- **EXERCISE DESCRIPTION**:
Quote the whole listing verbatim.

Chart and figure data:
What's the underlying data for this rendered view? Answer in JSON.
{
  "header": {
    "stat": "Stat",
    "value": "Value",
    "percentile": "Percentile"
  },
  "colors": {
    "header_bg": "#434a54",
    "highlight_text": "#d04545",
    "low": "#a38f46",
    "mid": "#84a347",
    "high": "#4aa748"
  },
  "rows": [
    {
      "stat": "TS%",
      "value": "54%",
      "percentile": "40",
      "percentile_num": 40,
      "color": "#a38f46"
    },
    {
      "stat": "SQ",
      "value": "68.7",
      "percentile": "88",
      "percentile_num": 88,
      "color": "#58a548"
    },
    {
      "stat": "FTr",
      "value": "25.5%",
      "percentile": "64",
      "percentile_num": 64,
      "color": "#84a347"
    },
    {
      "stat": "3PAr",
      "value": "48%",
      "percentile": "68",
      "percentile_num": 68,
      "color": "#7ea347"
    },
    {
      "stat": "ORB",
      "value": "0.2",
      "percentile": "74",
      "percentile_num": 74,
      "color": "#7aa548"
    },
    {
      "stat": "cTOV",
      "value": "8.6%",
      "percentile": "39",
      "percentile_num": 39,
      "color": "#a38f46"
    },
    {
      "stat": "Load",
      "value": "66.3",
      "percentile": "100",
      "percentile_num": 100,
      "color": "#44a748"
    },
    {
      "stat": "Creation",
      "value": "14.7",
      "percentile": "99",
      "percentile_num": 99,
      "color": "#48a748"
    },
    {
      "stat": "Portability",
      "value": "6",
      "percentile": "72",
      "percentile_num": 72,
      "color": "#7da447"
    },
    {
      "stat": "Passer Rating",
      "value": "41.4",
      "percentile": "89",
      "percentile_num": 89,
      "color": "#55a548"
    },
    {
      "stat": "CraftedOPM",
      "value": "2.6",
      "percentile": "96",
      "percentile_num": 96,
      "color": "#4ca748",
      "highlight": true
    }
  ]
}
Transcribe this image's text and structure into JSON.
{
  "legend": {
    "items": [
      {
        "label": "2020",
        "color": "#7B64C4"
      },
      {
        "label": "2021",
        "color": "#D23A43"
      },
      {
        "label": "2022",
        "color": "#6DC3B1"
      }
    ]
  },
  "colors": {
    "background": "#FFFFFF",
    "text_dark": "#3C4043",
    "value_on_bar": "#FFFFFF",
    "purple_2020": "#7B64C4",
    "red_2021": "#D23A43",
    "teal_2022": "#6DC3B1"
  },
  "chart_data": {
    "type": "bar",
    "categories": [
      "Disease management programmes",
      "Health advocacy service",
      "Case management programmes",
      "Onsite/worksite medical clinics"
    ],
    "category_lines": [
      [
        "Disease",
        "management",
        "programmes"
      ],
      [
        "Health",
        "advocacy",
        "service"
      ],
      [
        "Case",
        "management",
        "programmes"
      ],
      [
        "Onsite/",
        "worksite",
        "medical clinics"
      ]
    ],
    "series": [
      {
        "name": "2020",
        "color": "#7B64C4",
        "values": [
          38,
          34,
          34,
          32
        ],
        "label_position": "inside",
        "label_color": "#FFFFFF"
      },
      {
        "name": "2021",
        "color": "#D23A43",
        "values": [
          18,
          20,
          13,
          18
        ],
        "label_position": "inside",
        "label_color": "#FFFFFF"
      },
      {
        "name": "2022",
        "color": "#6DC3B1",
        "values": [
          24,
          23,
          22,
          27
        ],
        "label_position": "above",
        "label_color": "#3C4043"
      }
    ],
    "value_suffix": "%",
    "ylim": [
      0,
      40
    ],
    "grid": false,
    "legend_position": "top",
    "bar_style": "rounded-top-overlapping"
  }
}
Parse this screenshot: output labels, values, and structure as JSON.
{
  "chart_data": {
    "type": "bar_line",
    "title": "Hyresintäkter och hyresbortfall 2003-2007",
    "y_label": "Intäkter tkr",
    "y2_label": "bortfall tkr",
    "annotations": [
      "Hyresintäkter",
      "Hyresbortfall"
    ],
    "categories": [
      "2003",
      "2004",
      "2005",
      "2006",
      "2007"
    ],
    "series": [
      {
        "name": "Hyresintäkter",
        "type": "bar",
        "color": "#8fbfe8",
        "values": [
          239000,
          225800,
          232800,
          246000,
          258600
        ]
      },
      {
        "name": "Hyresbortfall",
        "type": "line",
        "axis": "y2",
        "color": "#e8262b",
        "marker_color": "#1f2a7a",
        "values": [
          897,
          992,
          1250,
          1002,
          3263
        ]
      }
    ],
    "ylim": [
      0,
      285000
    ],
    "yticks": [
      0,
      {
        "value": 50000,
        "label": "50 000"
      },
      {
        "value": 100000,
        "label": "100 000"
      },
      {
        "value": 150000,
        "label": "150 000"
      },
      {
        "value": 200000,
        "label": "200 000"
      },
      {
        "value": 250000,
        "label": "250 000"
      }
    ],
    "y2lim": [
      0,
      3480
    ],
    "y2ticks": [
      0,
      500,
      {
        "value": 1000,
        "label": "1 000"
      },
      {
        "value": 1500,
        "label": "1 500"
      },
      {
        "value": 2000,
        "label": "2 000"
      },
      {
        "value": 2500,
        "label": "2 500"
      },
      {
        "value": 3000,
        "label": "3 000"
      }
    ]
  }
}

- **RESULT OF THE TASK**:
What's the underlying data for this rendered view? Answer in JSON.
{
  "header": {
    "stat": "Stat",
    "value": "Value",
    "percentile": "Percentile"
  },
  "colors": {
    "header_bg": "#434a54",
    "highlight_text": "#d04545",
    "low": "#a38f46",
    "mid": "#84a347",
    "high": "#4aa748"
  },
  "rows": [
    {
      "stat": "TS%",
      "value": "54%",
      "percentile": "40",
      "percentile_num": 40,
      "color": "#a38f46"
    },
    {
      "stat": "SQ",
      "value": "68.7",
      "percentile": "88",
      "percentile_num": 88,
      "color": "#58a548"
    },
    {
      "stat": "FTr",
      "value": "25.5%",
      "percentile": "64",
      "percentile_num": 64,
      "color": "#84a347"
    },
    {
      "stat": "3PAr",
      "value": "48%",
      "percentile": "68",
      "percentile_num": 68,
      "color": "#7ea347"
    },
    {
      "stat": "ORB",
      "value": "0.2",
      "percentile": "74",
      "percentile_num": 74,
      "color": "#7aa548"
    },
    {
      "stat": "cTOV",
      "value": "8.6%",
      "percentile": "39",
      "percentile_num": 39,
      "color": "#a38f46"
    },
    {
      "stat": "Load",
      "value": "66.3",
      "percentile": "100",
      "percentile_num": 100,
      "color": "#44a748"
    },
    {
      "stat": "Creation",
      "value": "14.7",
      "percentile": "99",
      "percentile_num": 99,
      "color": "#48a748"
    },
    {
      "stat": "Portability",
      "value": "6",
      "percentile": "72",
      "percentile_num": 72,
      "color": "#7da447"
    },
    {
      "stat": "Passer Rating",
      "value": "41.4",
      "percentile": "89",
      "percentile_num": 89,
      "color": "#55a548"
    },
    {
      "stat": "CraftedOPM",
      "value": "2.6",
      "percentile": "96",
      "percentile_num": 96,
      "color": "#4ca748",
      "highlight": true
    }
  ]
}
Transcribe this image's text and structure into JSON.
{
  "legend": {
    "items": [
      {
        "label": "2020",
        "color": "#7B64C4"
      },
      {
        "label": "2021",
        "color": "#D23A43"
      },
      {
        "label": "2022",
        "color": "#6DC3B1"
      }
    ]
  },
  "colors": {
    "background": "#FFFFFF",
    "text_dark": "#3C4043",
    "value_on_bar": "#FFFFFF",
    "purple_2020": "#7B64C4",
    "red_2021": "#D23A43",
    "teal_2022": "#6DC3B1"
  },
  "chart_data": {
    "type": "bar",
    "categories": [
      "Disease management programmes",
      "Health advocacy service",
      "Case management programmes",
      "Onsite/worksite medical clinics"
    ],
    "category_lines": [
      [
        "Disease",
        "management",
        "programmes"
      ],
      [
        "Health",
        "advocacy",
        "service"
      ],
      [
        "Case",
        "management",
        "programmes"
      ],
      [
        "Onsite/",
        "worksite",
        "medical clinics"
      ]
    ],
    "series": [
      {
        "name": "2020",
        "color": "#7B64C4",
        "values": [
          38,
          34,
          34,
          32
        ],
        "label_position": "inside",
        "label_color": "#FFFFFF"
      },
      {
        "name": "2021",
        "color": "#D23A43",
        "values": [
          18,
          20,
          13,
          18
        ],
        "label_position": "inside",
        "label_color": "#FFFFFF"
      },
      {
        "name": "2022",
        "color": "#6DC3B1",
        "values": [
          24,
          23,
          22,
          27
        ],
        "label_position": "above",
        "label_color": "#3C4043"
      }
    ],
    "value_suffix": "%",
    "ylim": [
      0,
      40
    ],
    "grid": false,
    "legend_position": "top",
    "bar_style": "rounded-top-overlapping"
  }
}
Parse this screenshot: output labels, values, and structure as JSON.
{
  "chart_data": {
    "type": "bar_line",
    "title": "Hyresintäkter och hyresbortfall 2003-2007",
    "y_label": "Intäkter tkr",
    "y2_label": "bortfall tkr",
    "annotations": [
      "Hyresintäkter",
      "Hyresbortfall"
    ],
    "categories": [
      "2003",
      "2004",
      "2005",
      "2006",
      "2007"
    ],
    "series": [
      {
        "name": "Hyresintäkter",
        "type": "bar",
        "color": "#8fbfe8",
        "values": [
          239000,
          225800,
          232800,
          246000,
          258600
        ]
      },
      {
        "name": "Hyresbortfall",
        "type": "line",
        "axis": "y2",
        "color": "#e8262b",
        "marker_color": "#1f2a7a",
        "values": [
          897,
          992,
          1250,
          1002,
          3263
        ]
      }
    ],
    "ylim": [
      0,
      285000
    ],
    "yticks": [
      0,
      {
        "value": 50000,
        "label": "50 000"
      },
      {
        "value": 100000,
        "label": "100 000"
      },
      {
        "value": 150000,
        "label": "150 000"
      },
      {
        "value": 200000,
        "label": "200 000"
      },
      {
        "value": 250000,
        "label": "250 000"
      }
    ],
    "y2lim": [
      0,
      3480
    ],
    "y2ticks": [
      0,
      500,
      {
        "value": 1000,
        "label": "1 000"
      },
      {
        "value": 1500,
        "label": "1 500"
      },
      {
        "value": 2000,
        "label": "2 000"
      },
      {
        "value": 2500,
        "label": "2 500"
      },
      {
        "value": 3000,
        "label": "3 000"
      }
    ]
  }
}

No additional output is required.